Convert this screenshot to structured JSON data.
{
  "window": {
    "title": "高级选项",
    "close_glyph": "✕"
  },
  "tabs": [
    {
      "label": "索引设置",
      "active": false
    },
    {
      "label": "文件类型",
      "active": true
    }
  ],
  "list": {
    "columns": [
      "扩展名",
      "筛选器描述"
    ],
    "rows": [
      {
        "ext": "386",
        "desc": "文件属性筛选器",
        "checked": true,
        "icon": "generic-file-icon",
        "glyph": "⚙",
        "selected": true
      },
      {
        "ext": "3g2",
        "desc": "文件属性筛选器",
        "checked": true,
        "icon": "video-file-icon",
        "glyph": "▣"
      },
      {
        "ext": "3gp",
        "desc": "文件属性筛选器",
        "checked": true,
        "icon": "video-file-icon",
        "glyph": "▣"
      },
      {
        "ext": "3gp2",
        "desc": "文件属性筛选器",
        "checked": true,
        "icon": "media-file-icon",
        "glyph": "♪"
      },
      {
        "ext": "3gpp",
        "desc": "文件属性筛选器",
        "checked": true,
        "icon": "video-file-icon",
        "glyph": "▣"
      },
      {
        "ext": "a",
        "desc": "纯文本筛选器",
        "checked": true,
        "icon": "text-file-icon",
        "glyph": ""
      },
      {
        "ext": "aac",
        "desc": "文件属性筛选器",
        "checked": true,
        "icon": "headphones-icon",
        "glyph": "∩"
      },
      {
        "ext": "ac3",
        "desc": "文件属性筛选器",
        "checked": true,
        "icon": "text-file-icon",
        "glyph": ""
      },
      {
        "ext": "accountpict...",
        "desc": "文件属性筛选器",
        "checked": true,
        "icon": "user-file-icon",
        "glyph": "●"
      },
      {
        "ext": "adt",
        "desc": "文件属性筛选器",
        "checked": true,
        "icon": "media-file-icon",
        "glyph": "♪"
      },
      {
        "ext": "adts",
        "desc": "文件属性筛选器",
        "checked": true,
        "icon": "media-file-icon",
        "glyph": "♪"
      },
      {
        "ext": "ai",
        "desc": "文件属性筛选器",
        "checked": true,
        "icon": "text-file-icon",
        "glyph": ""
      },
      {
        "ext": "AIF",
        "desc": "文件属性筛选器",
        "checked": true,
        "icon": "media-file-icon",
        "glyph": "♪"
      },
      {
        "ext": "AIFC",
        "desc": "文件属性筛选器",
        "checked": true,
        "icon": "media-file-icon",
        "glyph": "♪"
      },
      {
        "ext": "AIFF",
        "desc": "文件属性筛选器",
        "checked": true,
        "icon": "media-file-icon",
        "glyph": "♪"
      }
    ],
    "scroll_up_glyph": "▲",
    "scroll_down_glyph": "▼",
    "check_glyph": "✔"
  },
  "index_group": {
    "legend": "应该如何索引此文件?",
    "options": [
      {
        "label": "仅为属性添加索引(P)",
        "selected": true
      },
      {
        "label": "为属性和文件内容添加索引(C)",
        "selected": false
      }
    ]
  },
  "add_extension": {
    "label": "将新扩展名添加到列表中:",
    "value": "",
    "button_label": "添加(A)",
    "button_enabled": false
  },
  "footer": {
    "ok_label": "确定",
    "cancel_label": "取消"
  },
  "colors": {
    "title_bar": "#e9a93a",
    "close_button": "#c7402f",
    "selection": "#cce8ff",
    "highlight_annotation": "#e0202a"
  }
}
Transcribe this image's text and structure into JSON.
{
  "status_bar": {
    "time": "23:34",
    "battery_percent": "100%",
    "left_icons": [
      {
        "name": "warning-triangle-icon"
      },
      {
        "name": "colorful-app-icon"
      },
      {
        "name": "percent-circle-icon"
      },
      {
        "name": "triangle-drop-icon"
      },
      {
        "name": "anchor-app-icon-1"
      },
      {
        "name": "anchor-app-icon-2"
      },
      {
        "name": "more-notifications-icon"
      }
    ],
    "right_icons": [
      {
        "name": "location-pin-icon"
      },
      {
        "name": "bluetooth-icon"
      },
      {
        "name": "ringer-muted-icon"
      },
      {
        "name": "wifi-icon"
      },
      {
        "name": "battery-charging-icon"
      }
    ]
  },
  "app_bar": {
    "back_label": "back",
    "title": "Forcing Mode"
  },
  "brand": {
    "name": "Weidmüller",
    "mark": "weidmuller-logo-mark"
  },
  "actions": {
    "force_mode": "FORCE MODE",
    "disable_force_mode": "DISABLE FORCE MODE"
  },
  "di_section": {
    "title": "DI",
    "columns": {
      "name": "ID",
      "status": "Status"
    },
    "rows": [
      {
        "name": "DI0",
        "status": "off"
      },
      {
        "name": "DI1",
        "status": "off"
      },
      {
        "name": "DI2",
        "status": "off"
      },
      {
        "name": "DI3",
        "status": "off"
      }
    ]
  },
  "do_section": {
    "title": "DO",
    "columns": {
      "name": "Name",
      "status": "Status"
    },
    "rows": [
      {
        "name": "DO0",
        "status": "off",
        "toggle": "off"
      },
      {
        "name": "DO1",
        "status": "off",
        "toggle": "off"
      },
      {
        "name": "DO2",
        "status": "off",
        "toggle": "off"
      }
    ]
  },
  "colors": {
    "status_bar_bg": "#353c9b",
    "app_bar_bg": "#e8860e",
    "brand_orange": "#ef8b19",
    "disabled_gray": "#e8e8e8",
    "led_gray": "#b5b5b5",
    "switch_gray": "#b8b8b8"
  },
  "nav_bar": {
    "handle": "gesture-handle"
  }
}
======
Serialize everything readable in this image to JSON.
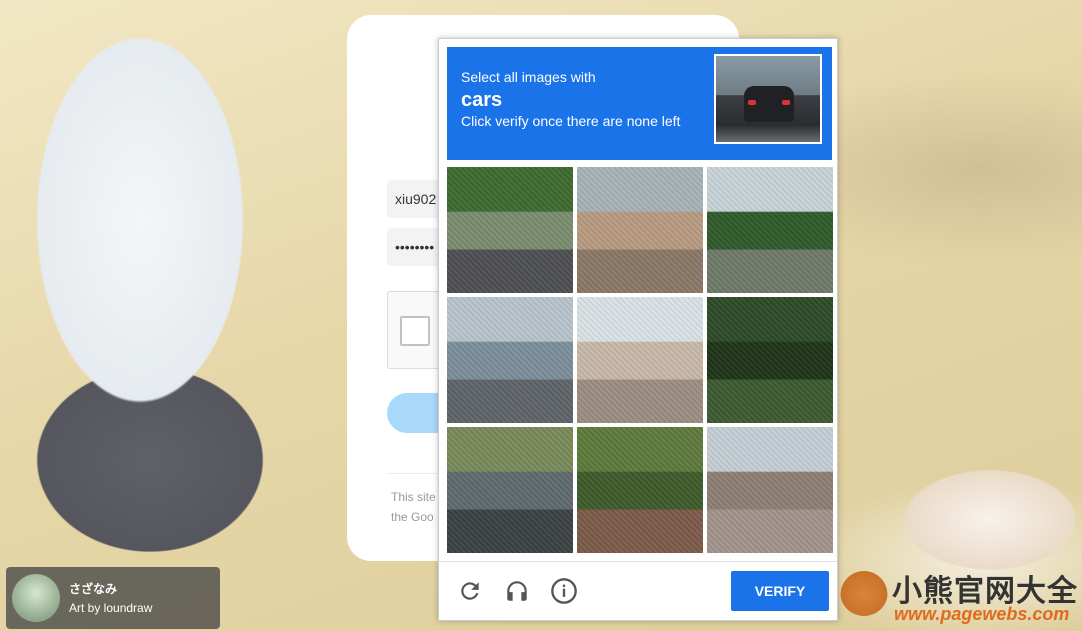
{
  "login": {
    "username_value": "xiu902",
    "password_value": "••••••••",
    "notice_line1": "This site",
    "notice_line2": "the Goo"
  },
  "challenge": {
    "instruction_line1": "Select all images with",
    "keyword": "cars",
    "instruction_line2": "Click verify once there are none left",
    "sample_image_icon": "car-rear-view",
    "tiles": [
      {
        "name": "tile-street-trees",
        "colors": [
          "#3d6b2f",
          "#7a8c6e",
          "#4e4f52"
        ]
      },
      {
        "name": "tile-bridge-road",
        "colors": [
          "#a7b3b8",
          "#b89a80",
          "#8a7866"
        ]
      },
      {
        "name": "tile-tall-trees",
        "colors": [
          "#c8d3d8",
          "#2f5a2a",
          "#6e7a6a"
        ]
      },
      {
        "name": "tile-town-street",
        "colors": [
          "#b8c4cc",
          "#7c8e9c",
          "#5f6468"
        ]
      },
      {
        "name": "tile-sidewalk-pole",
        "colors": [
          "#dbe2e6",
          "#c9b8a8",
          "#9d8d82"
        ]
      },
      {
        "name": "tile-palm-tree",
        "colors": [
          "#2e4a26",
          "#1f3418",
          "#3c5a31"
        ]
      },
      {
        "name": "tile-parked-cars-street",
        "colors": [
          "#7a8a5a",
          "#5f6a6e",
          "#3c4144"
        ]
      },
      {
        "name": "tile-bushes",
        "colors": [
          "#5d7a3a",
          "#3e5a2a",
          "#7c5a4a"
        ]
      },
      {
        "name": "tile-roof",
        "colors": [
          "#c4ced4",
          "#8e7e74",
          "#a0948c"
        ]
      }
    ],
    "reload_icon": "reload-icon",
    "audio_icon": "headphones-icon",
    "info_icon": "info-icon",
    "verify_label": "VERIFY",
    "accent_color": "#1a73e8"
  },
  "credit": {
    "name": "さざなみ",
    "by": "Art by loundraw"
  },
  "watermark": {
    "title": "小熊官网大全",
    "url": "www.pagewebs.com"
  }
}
======
◆ **Problem requirements**
Where does the word "false" appear in the listing? List each line that holds it.

◆ **Task result**
      "active": false
        "selected": false
    "button_enabled": false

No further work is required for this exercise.